## start Stored records

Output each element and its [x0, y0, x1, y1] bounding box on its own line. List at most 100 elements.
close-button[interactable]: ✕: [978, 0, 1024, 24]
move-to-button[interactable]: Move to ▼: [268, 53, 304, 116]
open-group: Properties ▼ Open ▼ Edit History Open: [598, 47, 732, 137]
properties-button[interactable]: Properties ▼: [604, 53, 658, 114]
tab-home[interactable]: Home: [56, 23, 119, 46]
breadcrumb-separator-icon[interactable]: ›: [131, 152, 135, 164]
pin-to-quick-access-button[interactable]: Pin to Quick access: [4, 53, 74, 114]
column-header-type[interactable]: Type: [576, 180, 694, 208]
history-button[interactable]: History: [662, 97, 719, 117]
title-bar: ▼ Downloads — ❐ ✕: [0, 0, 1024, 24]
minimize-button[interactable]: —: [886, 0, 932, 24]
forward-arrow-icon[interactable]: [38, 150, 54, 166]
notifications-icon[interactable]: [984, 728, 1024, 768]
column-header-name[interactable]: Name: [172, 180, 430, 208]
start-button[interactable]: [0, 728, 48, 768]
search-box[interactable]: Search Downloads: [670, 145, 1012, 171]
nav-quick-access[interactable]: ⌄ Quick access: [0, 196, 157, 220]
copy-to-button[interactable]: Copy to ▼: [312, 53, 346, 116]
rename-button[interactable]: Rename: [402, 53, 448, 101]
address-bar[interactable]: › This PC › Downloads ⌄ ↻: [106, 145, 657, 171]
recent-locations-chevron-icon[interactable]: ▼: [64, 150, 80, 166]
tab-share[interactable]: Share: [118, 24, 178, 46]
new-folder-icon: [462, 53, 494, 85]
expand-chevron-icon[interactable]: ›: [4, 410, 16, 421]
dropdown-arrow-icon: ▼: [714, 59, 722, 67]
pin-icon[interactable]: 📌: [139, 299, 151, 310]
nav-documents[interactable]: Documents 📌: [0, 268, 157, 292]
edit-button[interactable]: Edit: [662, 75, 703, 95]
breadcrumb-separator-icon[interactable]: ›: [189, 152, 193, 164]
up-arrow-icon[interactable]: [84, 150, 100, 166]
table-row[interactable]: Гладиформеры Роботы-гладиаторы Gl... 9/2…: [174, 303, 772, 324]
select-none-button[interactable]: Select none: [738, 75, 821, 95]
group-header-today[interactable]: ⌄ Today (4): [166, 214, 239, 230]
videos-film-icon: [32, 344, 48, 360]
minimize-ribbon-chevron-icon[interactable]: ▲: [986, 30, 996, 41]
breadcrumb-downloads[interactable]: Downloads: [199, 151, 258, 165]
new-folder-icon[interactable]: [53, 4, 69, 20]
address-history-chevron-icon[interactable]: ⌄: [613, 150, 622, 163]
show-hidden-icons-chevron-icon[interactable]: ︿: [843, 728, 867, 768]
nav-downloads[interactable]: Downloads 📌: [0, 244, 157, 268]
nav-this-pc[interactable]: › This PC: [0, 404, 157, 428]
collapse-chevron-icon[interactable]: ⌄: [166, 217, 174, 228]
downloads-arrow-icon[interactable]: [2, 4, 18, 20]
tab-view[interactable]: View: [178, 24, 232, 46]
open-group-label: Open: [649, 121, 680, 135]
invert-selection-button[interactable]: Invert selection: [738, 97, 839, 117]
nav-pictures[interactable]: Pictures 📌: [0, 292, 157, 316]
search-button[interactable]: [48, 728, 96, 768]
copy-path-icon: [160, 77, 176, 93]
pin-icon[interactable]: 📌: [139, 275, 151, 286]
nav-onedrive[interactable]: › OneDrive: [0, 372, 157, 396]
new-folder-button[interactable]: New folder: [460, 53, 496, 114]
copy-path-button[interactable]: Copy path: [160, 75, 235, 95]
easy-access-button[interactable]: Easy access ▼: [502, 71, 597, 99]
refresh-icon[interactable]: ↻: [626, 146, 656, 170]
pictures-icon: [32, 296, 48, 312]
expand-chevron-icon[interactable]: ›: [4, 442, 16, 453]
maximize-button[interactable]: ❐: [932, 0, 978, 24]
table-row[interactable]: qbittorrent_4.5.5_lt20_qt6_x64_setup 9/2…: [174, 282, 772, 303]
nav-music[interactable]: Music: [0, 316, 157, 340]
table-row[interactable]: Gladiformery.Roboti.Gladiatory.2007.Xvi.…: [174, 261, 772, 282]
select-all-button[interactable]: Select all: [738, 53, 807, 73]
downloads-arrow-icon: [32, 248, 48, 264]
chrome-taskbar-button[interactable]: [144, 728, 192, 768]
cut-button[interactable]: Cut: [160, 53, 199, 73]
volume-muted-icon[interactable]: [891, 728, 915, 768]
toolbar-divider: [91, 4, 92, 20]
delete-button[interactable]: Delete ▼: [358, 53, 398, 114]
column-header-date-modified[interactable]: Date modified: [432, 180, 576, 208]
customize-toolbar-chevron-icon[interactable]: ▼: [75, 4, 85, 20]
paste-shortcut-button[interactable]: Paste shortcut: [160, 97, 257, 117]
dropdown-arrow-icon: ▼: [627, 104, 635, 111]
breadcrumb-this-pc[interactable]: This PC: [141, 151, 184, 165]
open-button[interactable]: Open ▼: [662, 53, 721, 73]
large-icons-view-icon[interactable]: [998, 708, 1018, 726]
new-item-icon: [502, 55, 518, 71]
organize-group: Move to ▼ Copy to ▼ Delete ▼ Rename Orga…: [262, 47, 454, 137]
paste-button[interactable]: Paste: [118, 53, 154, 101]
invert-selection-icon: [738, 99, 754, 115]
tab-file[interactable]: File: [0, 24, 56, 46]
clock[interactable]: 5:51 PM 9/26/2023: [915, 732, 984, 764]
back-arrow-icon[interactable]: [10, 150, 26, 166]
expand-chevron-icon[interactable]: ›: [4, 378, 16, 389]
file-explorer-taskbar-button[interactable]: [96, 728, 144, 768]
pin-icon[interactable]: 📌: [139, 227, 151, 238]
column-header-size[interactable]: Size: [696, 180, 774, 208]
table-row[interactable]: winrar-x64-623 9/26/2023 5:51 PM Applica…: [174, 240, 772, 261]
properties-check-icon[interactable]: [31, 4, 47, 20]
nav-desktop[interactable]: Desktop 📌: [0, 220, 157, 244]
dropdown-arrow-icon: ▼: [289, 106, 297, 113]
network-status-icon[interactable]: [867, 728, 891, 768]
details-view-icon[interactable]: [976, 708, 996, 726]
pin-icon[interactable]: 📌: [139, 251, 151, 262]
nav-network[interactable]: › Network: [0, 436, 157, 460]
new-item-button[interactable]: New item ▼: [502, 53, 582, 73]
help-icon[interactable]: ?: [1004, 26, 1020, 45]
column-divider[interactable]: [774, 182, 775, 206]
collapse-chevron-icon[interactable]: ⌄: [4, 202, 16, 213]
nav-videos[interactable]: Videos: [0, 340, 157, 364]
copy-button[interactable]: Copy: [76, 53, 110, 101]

## end Stored records

■ Stated goal: Return every line of the records above without changing anything in them.

■ Solution below:
Output each element and its [x0, y0, x1, y1] bounding box on its own line. List at most 100 elements.
close-button[interactable]: ✕: [978, 0, 1024, 24]
move-to-button[interactable]: Move to ▼: [268, 53, 304, 116]
open-group: Properties ▼ Open ▼ Edit History Open: [598, 47, 732, 137]
properties-button[interactable]: Properties ▼: [604, 53, 658, 114]
tab-home[interactable]: Home: [56, 23, 119, 46]
breadcrumb-separator-icon[interactable]: ›: [131, 152, 135, 164]
pin-to-quick-access-button[interactable]: Pin to Quick access: [4, 53, 74, 114]
column-header-type[interactable]: Type: [576, 180, 694, 208]
history-button[interactable]: History: [662, 97, 719, 117]
title-bar: ▼ Downloads — ❐ ✕: [0, 0, 1024, 24]
minimize-button[interactable]: —: [886, 0, 932, 24]
forward-arrow-icon[interactable]: [38, 150, 54, 166]
notifications-icon[interactable]: [984, 728, 1024, 768]
column-header-name[interactable]: Name: [172, 180, 430, 208]
start-button[interactable]: [0, 728, 48, 768]
search-box[interactable]: Search Downloads: [670, 145, 1012, 171]
nav-quick-access[interactable]: ⌄ Quick access: [0, 196, 157, 220]
copy-to-button[interactable]: Copy to ▼: [312, 53, 346, 116]
rename-button[interactable]: Rename: [402, 53, 448, 101]
address-bar[interactable]: › This PC › Downloads ⌄ ↻: [106, 145, 657, 171]
recent-locations-chevron-icon[interactable]: ▼: [64, 150, 80, 166]
tab-share[interactable]: Share: [118, 24, 178, 46]
new-folder-icon: [462, 53, 494, 85]
expand-chevron-icon[interactable]: ›: [4, 410, 16, 421]
dropdown-arrow-icon: ▼: [714, 59, 722, 67]
pin-icon[interactable]: 📌: [139, 299, 151, 310]
nav-documents[interactable]: Documents 📌: [0, 268, 157, 292]
edit-button[interactable]: Edit: [662, 75, 703, 95]
breadcrumb-separator-icon[interactable]: ›: [189, 152, 193, 164]
up-arrow-icon[interactable]: [84, 150, 100, 166]
table-row[interactable]: Гладиформеры Роботы-гладиаторы Gl... 9/2…: [174, 303, 772, 324]
select-none-button[interactable]: Select none: [738, 75, 821, 95]
group-header-today[interactable]: ⌄ Today (4): [166, 214, 239, 230]
videos-film-icon: [32, 344, 48, 360]
minimize-ribbon-chevron-icon[interactable]: ▲: [986, 30, 996, 41]
breadcrumb-downloads[interactable]: Downloads: [199, 151, 258, 165]
new-folder-icon[interactable]: [53, 4, 69, 20]
address-history-chevron-icon[interactable]: ⌄: [613, 150, 622, 163]
show-hidden-icons-chevron-icon[interactable]: ︿: [843, 728, 867, 768]
nav-downloads[interactable]: Downloads 📌: [0, 244, 157, 268]
nav-this-pc[interactable]: › This PC: [0, 404, 157, 428]
collapse-chevron-icon[interactable]: ⌄: [166, 217, 174, 228]
downloads-arrow-icon[interactable]: [2, 4, 18, 20]
tab-view[interactable]: View: [178, 24, 232, 46]
open-group-label: Open: [649, 121, 680, 135]
invert-selection-button[interactable]: Invert selection: [738, 97, 839, 117]
nav-pictures[interactable]: Pictures 📌: [0, 292, 157, 316]
search-button[interactable]: [48, 728, 96, 768]
copy-path-icon: [160, 77, 176, 93]
pin-icon[interactable]: 📌: [139, 275, 151, 286]
nav-onedrive[interactable]: › OneDrive: [0, 372, 157, 396]
new-folder-button[interactable]: New folder: [460, 53, 496, 114]
copy-path-button[interactable]: Copy path: [160, 75, 235, 95]
easy-access-button[interactable]: Easy access ▼: [502, 71, 597, 99]
refresh-icon[interactable]: ↻: [626, 146, 656, 170]
pictures-icon: [32, 296, 48, 312]
expand-chevron-icon[interactable]: ›: [4, 442, 16, 453]
maximize-button[interactable]: ❐: [932, 0, 978, 24]
table-row[interactable]: qbittorrent_4.5.5_lt20_qt6_x64_setup 9/2…: [174, 282, 772, 303]
nav-music[interactable]: Music: [0, 316, 157, 340]
table-row[interactable]: Gladiformery.Roboti.Gladiatory.2007.Xvi.…: [174, 261, 772, 282]
select-all-button[interactable]: Select all: [738, 53, 807, 73]
downloads-arrow-icon: [32, 248, 48, 264]
chrome-taskbar-button[interactable]: [144, 728, 192, 768]
cut-button[interactable]: Cut: [160, 53, 199, 73]
volume-muted-icon[interactable]: [891, 728, 915, 768]
toolbar-divider: [91, 4, 92, 20]
delete-button[interactable]: Delete ▼: [358, 53, 398, 114]
column-header-date-modified[interactable]: Date modified: [432, 180, 576, 208]
customize-toolbar-chevron-icon[interactable]: ▼: [75, 4, 85, 20]
paste-shortcut-button[interactable]: Paste shortcut: [160, 97, 257, 117]
dropdown-arrow-icon: ▼: [627, 104, 635, 111]
breadcrumb-this-pc[interactable]: This PC: [141, 151, 184, 165]
open-button[interactable]: Open ▼: [662, 53, 721, 73]
large-icons-view-icon[interactable]: [998, 708, 1018, 726]
new-item-icon: [502, 55, 518, 71]
organize-group: Move to ▼ Copy to ▼ Delete ▼ Rename Orga…: [262, 47, 454, 137]
paste-button[interactable]: Paste: [118, 53, 154, 101]
invert-selection-icon: [738, 99, 754, 115]
tab-file[interactable]: File: [0, 24, 56, 46]
clock[interactable]: 5:51 PM 9/26/2023: [915, 732, 984, 764]
back-arrow-icon[interactable]: [10, 150, 26, 166]
expand-chevron-icon[interactable]: ›: [4, 378, 16, 389]
file-explorer-taskbar-button[interactable]: [96, 728, 144, 768]
pin-icon[interactable]: 📌: [139, 227, 151, 238]
column-header-size[interactable]: Size: [696, 180, 774, 208]
table-row[interactable]: winrar-x64-623 9/26/2023 5:51 PM Applica…: [174, 240, 772, 261]
properties-check-icon[interactable]: [31, 4, 47, 20]
nav-desktop[interactable]: Desktop 📌: [0, 220, 157, 244]
dropdown-arrow-icon: ▼: [289, 106, 297, 113]
network-status-icon[interactable]: [867, 728, 891, 768]
details-view-icon[interactable]: [976, 708, 996, 726]
pin-icon[interactable]: 📌: [139, 251, 151, 262]
nav-network[interactable]: › Network: [0, 436, 157, 460]
new-item-button[interactable]: New item ▼: [502, 53, 582, 73]
help-icon[interactable]: ?: [1004, 26, 1020, 45]
column-divider[interactable]: [774, 182, 775, 206]
collapse-chevron-icon[interactable]: ⌄: [4, 202, 16, 213]
nav-videos[interactable]: Videos: [0, 340, 157, 364]
copy-button[interactable]: Copy: [76, 53, 110, 101]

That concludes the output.